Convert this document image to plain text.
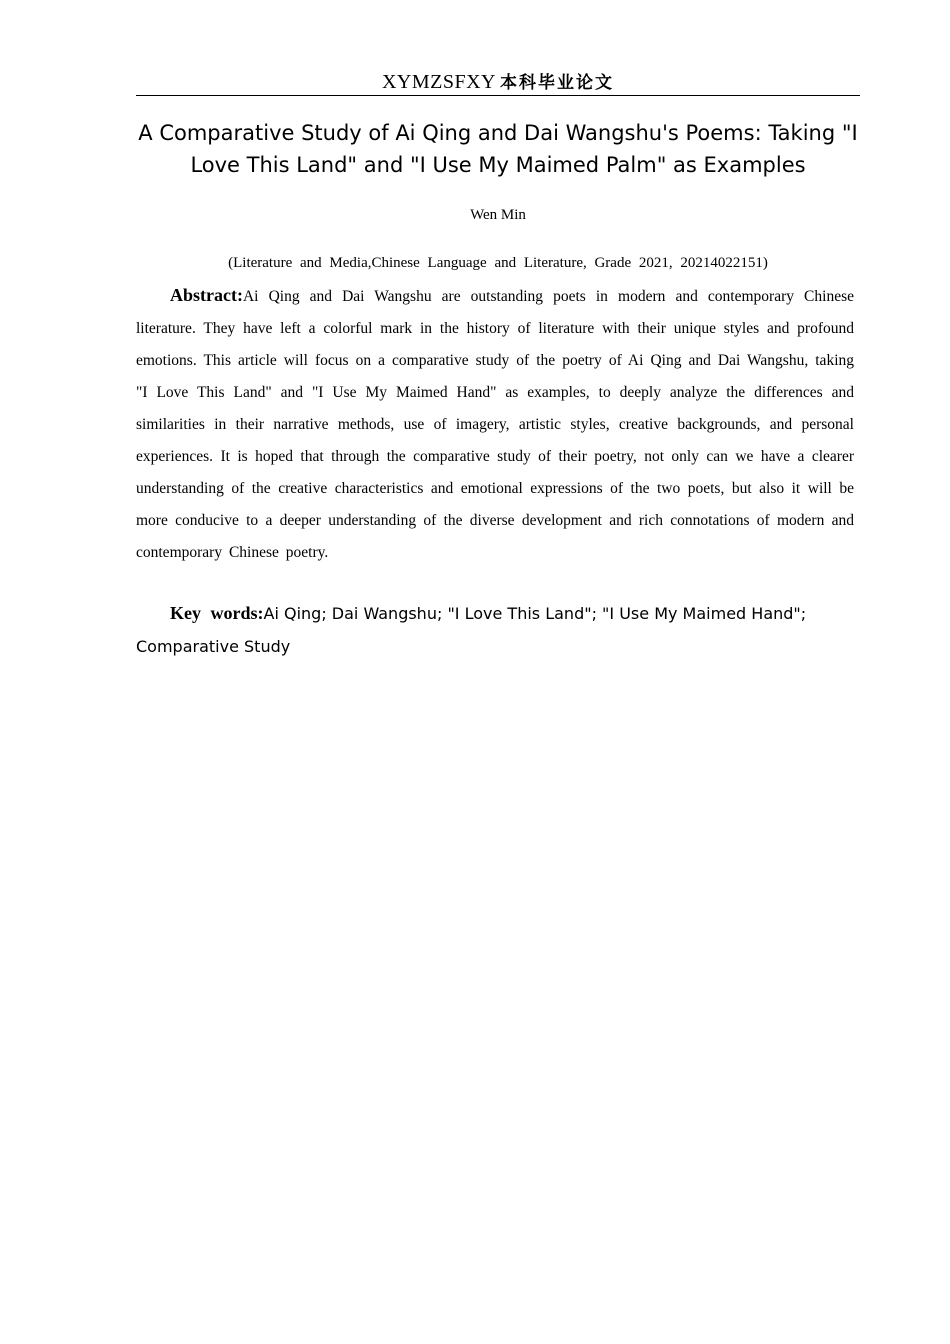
XYMZSFXY 本科毕业论文
A Comparative Study of Ai Qing and Dai Wangshu's Poems: Taking "I Love This Land" and "I Use My Maimed Palm" as Examples
Wen Min
(Literature and Media,Chinese Language and Literature, Grade 2021, 20214022151)

Abstract:Ai Qing and Dai Wangshu are outstanding poets in modern and contemporary Chinese literature. They have left a colorful mark in the history of literature with their unique styles and profound emotions. This article will focus on a comparative study of the poetry of Ai Qing and Dai Wangshu, taking "I Love This Land" and "I Use My Maimed Hand" as examples, to deeply analyze the differences and similarities in their narrative methods, use of imagery, artistic styles, creative backgrounds, and personal experiences. It is hoped that through the comparative study of their poetry, not only can we have a clearer understanding of the creative characteristics and emotional expressions of the two poets, but also it will be more conducive to a deeper understanding of the diverse development and rich connotations of modern and contemporary Chinese poetry.

Key words:Ai Qing; Dai Wangshu; "I Love This Land"; "I Use My Maimed Hand"; Comparative Study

◆ What this task involves ◆
Please transcribe the material above exactly as written. Leave the pictures out.

◆ Exercise answer ◆
Convert this document image to plain text.
XYMZSFXY 本科毕业论文
A Comparative Study of Ai Qing and Dai Wangshu's Poems: Taking "I Love This Land" and "I Use My Maimed Palm" as Examples
Wen Min
(Literature and Media,Chinese Language and Literature, Grade 2021, 20214022151)

Abstract:Ai Qing and Dai Wangshu are outstanding poets in modern and contemporary Chinese literature. They have left a colorful mark in the history of literature with their unique styles and profound emotions. This article will focus on a comparative study of the poetry of Ai Qing and Dai Wangshu, taking "I Love This Land" and "I Use My Maimed Hand" as examples, to deeply analyze the differences and similarities in their narrative methods, use of imagery, artistic styles, creative backgrounds, and personal experiences. It is hoped that through the comparative study of their poetry, not only can we have a clearer understanding of the creative characteristics and emotional expressions of the two poets, but also it will be more conducive to a deeper understanding of the diverse development and rich connotations of modern and contemporary Chinese poetry.

Key words:Ai Qing; Dai Wangshu; "I Love This Land"; "I Use My Maimed Hand"; Comparative Study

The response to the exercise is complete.